◆ **What you need to do**:
Scan the entries below and report only how many lines contain "ylabel".
— start The input —
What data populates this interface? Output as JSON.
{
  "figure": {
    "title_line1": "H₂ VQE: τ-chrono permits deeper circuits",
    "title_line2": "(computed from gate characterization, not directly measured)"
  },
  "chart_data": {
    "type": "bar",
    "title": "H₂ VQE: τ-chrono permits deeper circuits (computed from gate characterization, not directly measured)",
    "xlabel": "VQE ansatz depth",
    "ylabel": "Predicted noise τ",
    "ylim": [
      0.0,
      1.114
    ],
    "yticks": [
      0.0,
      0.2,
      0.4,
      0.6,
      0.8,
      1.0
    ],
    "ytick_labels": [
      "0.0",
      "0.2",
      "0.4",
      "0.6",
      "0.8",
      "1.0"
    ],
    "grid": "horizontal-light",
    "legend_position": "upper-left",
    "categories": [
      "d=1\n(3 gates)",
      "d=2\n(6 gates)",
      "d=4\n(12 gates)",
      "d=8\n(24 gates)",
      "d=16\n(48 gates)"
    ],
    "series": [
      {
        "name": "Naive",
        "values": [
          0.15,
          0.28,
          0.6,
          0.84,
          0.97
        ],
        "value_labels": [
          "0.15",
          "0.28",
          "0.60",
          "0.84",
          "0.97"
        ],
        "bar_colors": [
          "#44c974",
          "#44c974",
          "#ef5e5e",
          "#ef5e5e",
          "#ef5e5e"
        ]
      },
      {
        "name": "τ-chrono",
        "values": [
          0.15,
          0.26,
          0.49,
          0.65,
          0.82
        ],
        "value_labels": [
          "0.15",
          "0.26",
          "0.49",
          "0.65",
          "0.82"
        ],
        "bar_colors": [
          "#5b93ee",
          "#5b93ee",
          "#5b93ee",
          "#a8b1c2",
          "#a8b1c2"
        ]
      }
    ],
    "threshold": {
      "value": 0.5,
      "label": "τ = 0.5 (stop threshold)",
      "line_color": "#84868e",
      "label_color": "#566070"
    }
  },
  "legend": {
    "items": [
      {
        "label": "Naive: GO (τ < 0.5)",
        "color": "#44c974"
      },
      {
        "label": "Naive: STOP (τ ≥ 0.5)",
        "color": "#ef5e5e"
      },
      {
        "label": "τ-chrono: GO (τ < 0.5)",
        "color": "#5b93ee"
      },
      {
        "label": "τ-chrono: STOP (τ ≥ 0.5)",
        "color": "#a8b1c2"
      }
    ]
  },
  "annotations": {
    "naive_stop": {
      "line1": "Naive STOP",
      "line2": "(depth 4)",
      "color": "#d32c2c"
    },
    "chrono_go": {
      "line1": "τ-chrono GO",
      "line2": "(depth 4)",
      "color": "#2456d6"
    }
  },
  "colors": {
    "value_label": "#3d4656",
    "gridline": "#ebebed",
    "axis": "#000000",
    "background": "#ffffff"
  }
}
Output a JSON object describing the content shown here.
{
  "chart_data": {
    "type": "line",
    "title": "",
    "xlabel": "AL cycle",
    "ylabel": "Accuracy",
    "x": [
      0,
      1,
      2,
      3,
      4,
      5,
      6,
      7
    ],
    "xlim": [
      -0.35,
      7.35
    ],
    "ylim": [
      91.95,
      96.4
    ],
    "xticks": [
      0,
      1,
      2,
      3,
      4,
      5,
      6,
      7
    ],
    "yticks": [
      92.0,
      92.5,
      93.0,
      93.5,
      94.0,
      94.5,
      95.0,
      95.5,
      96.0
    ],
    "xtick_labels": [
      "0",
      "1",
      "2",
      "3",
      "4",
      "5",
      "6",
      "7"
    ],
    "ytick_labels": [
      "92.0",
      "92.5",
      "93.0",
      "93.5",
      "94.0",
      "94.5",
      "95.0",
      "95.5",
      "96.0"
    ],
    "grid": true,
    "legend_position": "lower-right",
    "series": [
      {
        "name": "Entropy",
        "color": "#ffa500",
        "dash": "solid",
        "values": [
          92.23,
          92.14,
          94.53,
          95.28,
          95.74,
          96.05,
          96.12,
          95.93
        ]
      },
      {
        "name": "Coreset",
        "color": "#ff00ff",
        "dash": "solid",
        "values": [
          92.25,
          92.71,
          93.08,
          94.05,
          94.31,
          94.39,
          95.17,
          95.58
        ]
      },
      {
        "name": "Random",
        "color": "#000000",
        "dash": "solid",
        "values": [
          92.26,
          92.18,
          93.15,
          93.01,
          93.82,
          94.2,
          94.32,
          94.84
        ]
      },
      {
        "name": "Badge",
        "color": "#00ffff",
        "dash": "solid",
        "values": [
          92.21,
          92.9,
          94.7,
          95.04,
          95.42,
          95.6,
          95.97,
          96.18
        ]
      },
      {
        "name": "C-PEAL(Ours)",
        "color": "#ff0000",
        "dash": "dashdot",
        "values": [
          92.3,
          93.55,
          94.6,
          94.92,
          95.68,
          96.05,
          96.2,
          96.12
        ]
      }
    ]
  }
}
— end The input —
◆ **Written response**:
2